Ваша задача: Изложите кратко, в виде списка, абзац отрывка о девяностых, который начинается словами «В девяностые многие взрослые», сохранив его основные факты.

=== Приведенный отрывок ===

В девяностые многие взрослые оказались детьми, предоставленными сами себе, сиротами, лишенными опекунов – таких, каким был для Надежды и Алика их отец, Сан Саныч: неидеальных, но поживших и знающих, что есть хорошо и что есть плохо. У кого-то срывало крышу от вседозволенности, как у племянника Зураба или афганца Вити, чье противостояние просто взрывает повествование на экваторе сезона; кто-то сломал себя и подстроился под новый мир, как Надежда; кто-то, как Федор, лишенный гена хищника, оказался списан в утиль – а мы просто танцевали на крыше и пели «Вот из лав, бэйби, донт харт ми», пока взрослые, прикрывая нас, решали вопросы жизни и смерти. Мы были детьми, и потому 90-ые так или иначе воспринимаются нами через призму детства – разного, странного, страшного, не очень светлого, но подлинно нашего, честного, того, которое у нас не отнять. И что бы ни происходило вокруг, мы всегда знали, что в нужный момент наши мама и папа обязательно придут нам на помощь – пусть даже для этого придется проломить стену бандитского ресторана на угнанном милицейском «УАЗике». Потому что наши родители, несмотря на свои недостатки, всегда хотели, чтобы мы выросли в лучших людей, чем они – и готовы были жизнь положить, лишь бы мы хотя бы попробовали.

=== Содержимое набора данных ===

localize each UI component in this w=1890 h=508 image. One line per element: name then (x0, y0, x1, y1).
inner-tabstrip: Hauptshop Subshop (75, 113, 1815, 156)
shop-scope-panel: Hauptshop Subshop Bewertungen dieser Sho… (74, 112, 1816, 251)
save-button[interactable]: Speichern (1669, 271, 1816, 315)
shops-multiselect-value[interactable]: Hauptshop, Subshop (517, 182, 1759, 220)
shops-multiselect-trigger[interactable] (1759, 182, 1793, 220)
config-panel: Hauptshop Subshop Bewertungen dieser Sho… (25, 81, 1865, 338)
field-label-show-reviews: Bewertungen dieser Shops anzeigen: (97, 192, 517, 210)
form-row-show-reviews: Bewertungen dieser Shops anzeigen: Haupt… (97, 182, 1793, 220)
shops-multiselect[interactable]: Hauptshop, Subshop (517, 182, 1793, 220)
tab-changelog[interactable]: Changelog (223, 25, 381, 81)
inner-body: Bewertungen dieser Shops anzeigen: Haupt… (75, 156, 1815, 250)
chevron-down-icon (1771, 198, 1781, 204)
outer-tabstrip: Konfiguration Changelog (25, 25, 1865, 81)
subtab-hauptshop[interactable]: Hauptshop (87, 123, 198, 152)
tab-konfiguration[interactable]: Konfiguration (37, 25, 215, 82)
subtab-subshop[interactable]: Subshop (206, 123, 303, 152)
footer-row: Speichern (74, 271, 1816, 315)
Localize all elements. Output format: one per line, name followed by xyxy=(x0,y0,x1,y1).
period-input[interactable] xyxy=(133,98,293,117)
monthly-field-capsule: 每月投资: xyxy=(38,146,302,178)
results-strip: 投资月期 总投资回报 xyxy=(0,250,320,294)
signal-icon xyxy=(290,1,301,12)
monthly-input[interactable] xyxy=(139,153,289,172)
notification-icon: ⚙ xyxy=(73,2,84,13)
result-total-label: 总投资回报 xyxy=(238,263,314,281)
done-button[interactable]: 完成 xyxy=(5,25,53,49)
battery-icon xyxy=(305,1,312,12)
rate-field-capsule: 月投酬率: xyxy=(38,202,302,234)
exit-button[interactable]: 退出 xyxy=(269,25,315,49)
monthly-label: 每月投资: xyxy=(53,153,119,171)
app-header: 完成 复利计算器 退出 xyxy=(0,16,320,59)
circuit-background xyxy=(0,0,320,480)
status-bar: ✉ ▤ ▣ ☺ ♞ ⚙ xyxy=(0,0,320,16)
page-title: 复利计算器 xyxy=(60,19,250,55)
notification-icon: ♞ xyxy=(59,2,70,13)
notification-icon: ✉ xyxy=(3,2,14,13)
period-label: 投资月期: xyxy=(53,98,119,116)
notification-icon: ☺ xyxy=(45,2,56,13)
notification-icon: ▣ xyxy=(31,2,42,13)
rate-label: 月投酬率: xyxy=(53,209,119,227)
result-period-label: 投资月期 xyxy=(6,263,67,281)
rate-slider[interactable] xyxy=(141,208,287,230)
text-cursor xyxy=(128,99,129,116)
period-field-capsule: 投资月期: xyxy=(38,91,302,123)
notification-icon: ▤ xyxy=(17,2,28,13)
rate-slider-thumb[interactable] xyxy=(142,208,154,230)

===

Ответ:
- В девяностые многие взрослые остались без опекунов, знающих, что хорошо и что плохо. Таким опекуном для Надежды и Алика был их отец, Сан Саныч.
- Судьбы взрослых сложились по-разному:
  - племянник Зураба и афганец Витя не выдержали вседозволенности, и их противостояние взрывает повествование в середине сезона;
  - Надежда сломала себя и подстроилась под новый мир;
  - Федор, лишенный хищнической природы, оказался списан в утиль.
- Дети в это время танцевали на крыше и пели песни, а взрослые, прикрывая их, решали вопросы жизни и смерти.
- Поэтому 90-е воспринимаются через призму детства: разного, странного, страшного, но подлинно своего.
- Дети знали, что родители всегда придут на помощь, даже если для этого придется проломить стену бандитского ресторана на угнанном милицейском «УАЗике».
- Несмотря на свои недостатки, родители хотели, чтобы дети выросли лучше них, и были готовы ради этого отдать жизнь.